Your goal: Write out each line of the material again, word for word.

Entries supplied:
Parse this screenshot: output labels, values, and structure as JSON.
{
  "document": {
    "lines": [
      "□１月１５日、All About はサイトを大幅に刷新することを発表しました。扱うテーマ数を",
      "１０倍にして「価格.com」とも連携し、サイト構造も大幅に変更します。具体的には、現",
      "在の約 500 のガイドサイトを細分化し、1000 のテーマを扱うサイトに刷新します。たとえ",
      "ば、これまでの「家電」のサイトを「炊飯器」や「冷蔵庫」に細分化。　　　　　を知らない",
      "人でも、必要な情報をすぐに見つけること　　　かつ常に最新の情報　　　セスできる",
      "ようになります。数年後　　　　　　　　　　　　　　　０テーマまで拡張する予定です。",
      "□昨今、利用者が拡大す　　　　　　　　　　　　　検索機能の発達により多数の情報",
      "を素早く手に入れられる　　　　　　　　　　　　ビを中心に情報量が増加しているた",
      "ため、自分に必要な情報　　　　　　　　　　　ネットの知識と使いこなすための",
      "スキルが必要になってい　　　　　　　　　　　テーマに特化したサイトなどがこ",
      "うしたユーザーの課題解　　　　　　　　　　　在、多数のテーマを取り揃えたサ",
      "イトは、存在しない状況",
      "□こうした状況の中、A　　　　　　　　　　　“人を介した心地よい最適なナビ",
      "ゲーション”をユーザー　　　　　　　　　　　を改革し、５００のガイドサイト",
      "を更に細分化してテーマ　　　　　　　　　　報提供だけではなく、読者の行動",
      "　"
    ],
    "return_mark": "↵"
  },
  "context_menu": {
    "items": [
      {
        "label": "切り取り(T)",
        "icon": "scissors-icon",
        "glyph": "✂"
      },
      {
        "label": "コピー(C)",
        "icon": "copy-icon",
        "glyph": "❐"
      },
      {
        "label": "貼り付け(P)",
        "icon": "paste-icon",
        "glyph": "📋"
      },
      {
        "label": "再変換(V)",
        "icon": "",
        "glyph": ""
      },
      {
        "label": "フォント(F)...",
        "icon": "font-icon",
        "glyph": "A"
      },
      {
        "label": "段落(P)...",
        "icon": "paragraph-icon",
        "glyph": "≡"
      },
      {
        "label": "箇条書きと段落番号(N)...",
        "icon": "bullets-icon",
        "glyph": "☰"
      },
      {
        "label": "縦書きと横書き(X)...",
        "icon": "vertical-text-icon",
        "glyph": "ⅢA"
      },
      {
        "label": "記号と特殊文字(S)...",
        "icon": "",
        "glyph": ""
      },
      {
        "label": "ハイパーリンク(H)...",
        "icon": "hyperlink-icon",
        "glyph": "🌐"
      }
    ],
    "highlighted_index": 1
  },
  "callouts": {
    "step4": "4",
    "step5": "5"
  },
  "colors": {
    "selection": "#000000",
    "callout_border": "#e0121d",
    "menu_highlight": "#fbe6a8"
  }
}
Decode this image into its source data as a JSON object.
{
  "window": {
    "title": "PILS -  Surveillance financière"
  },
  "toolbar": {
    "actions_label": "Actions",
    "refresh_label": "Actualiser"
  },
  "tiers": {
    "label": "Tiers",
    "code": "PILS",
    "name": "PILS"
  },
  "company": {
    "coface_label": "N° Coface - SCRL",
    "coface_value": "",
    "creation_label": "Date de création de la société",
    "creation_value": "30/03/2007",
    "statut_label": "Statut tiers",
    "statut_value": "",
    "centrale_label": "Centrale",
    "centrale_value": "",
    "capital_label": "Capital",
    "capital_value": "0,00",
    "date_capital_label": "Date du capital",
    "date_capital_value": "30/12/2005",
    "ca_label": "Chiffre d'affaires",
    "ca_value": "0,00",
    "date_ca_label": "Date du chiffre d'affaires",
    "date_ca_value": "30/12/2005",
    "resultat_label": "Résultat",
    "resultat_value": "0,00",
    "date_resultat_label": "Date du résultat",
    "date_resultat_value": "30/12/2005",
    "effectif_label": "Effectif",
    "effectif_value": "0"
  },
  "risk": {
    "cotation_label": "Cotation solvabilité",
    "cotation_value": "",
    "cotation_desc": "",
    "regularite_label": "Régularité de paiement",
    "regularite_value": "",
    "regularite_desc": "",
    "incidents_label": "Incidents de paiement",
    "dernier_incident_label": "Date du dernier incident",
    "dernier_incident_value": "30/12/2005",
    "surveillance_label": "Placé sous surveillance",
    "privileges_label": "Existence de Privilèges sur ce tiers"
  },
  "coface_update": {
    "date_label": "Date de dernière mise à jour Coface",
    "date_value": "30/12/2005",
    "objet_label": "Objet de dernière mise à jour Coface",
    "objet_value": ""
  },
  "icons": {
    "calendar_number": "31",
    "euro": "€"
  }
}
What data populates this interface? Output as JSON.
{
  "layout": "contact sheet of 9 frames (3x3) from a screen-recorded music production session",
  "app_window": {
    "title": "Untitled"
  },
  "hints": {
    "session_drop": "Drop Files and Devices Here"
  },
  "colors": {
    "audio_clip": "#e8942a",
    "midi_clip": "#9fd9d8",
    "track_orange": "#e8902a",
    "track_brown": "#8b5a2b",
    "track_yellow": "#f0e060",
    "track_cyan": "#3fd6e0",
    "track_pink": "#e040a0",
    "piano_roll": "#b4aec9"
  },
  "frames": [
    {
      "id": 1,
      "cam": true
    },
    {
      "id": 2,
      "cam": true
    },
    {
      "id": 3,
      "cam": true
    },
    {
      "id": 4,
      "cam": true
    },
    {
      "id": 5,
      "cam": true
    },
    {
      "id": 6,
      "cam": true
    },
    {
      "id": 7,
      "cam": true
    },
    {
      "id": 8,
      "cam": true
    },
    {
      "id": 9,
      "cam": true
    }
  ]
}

Response to the exercise:
Parse this screenshot: output labels, values, and structure as JSON.
{
  "document": {
    "lines": [
      "□１月１５日、All About はサイトを大幅に刷新することを発表しました。扱うテーマ数を",
      "１０倍にして「価格.com」とも連携し、サイト構造も大幅に変更します。具体的には、現",
      "在の約 500 のガイドサイトを細分化し、1000 のテーマを扱うサイトに刷新します。たとえ",
      "ば、これまでの「家電」のサイトを「炊飯器」や「冷蔵庫」に細分化。　　　　　を知らない",
      "人でも、必要な情報をすぐに見つけること　　　かつ常に最新の情報　　　セスできる",
      "ようになります。数年後　　　　　　　　　　　　　　　０テーマまで拡張する予定です。",
      "□昨今、利用者が拡大す　　　　　　　　　　　　　検索機能の発達により多数の情報",
      "を素早く手に入れられる　　　　　　　　　　　　ビを中心に情報量が増加しているた",
      "ため、自分に必要な情報　　　　　　　　　　　ネットの知識と使いこなすための",
      "スキルが必要になってい　　　　　　　　　　　テーマに特化したサイトなどがこ",
      "うしたユーザーの課題解　　　　　　　　　　　在、多数のテーマを取り揃えたサ",
      "イトは、存在しない状況",
      "□こうした状況の中、A　　　　　　　　　　　“人を介した心地よい最適なナビ",
      "ゲーション”をユーザー　　　　　　　　　　　を改革し、５００のガイドサイト",
      "を更に細分化してテーマ　　　　　　　　　　報提供だけではなく、読者の行動",
      "　"
    ],
    "return_mark": "↵"
  },
  "context_menu": {
    "items": [
      {
        "label": "切り取り(T)",
        "icon": "scissors-icon",
        "glyph": "✂"
      },
      {
        "label": "コピー(C)",
        "icon": "copy-icon",
        "glyph": "❐"
      },
      {
        "label": "貼り付け(P)",
        "icon": "paste-icon",
        "glyph": "📋"
      },
      {
        "label": "再変換(V)",
        "icon": "",
        "glyph": ""
      },
      {
        "label": "フォント(F)...",
        "icon": "font-icon",
        "glyph": "A"
      },
      {
        "label": "段落(P)...",
        "icon": "paragraph-icon",
        "glyph": "≡"
      },
      {
        "label": "箇条書きと段落番号(N)...",
        "icon": "bullets-icon",
        "glyph": "☰"
      },
      {
        "label": "縦書きと横書き(X)...",
        "icon": "vertical-text-icon",
        "glyph": "ⅢA"
      },
      {
        "label": "記号と特殊文字(S)...",
        "icon": "",
        "glyph": ""
      },
      {
        "label": "ハイパーリンク(H)...",
        "icon": "hyperlink-icon",
        "glyph": "🌐"
      }
    ],
    "highlighted_index": 1
  },
  "callouts": {
    "step4": "4",
    "step5": "5"
  },
  "colors": {
    "selection": "#000000",
    "callout_border": "#e0121d",
    "menu_highlight": "#fbe6a8"
  }
}
Decode this image into its source data as a JSON object.
{
  "window": {
    "title": "PILS -  Surveillance financière"
  },
  "toolbar": {
    "actions_label": "Actions",
    "refresh_label": "Actualiser"
  },
  "tiers": {
    "label": "Tiers",
    "code": "PILS",
    "name": "PILS"
  },
  "company": {
    "coface_label": "N° Coface - SCRL",
    "coface_value": "",
    "creation_label": "Date de création de la société",
    "creation_value": "30/03/2007",
    "statut_label": "Statut tiers",
    "statut_value": "",
    "centrale_label": "Centrale",
    "centrale_value": "",
    "capital_label": "Capital",
    "capital_value": "0,00",
    "date_capital_label": "Date du capital",
    "date_capital_value": "30/12/2005",
    "ca_label": "Chiffre d'affaires",
    "ca_value": "0,00",
    "date_ca_label": "Date du chiffre d'affaires",
    "date_ca_value": "30/12/2005",
    "resultat_label": "Résultat",
    "resultat_value": "0,00",
    "date_resultat_label": "Date du résultat",
    "date_resultat_value": "30/12/2005",
    "effectif_label": "Effectif",
    "effectif_value": "0"
  },
  "risk": {
    "cotation_label": "Cotation solvabilité",
    "cotation_value": "",
    "cotation_desc": "",
    "regularite_label": "Régularité de paiement",
    "regularite_value": "",
    "regularite_desc": "",
    "incidents_label": "Incidents de paiement",
    "dernier_incident_label": "Date du dernier incident",
    "dernier_incident_value": "30/12/2005",
    "surveillance_label": "Placé sous surveillance",
    "privileges_label": "Existence de Privilèges sur ce tiers"
  },
  "coface_update": {
    "date_label": "Date de dernière mise à jour Coface",
    "date_value": "30/12/2005",
    "objet_label": "Objet de dernière mise à jour Coface",
    "objet_value": ""
  },
  "icons": {
    "calendar_number": "31",
    "euro": "€"
  }
}
What data populates this interface? Output as JSON.
{
  "layout": "contact sheet of 9 frames (3x3) from a screen-recorded music production session",
  "app_window": {
    "title": "Untitled"
  },
  "hints": {
    "session_drop": "Drop Files and Devices Here"
  },
  "colors": {
    "audio_clip": "#e8942a",
    "midi_clip": "#9fd9d8",
    "track_orange": "#e8902a",
    "track_brown": "#8b5a2b",
    "track_yellow": "#f0e060",
    "track_cyan": "#3fd6e0",
    "track_pink": "#e040a0",
    "piano_roll": "#b4aec9"
  },
  "frames": [
    {
      "id": 1,
      "cam": true
    },
    {
      "id": 2,
      "cam": true
    },
    {
      "id": 3,
      "cam": true
    },
    {
      "id": 4,
      "cam": true
    },
    {
      "id": 5,
      "cam": true
    },
    {
      "id": 6,
      "cam": true
    },
    {
      "id": 7,
      "cam": true
    },
    {
      "id": 8,
      "cam": true
    },
    {
      "id": 9,
      "cam": true
    }
  ]
}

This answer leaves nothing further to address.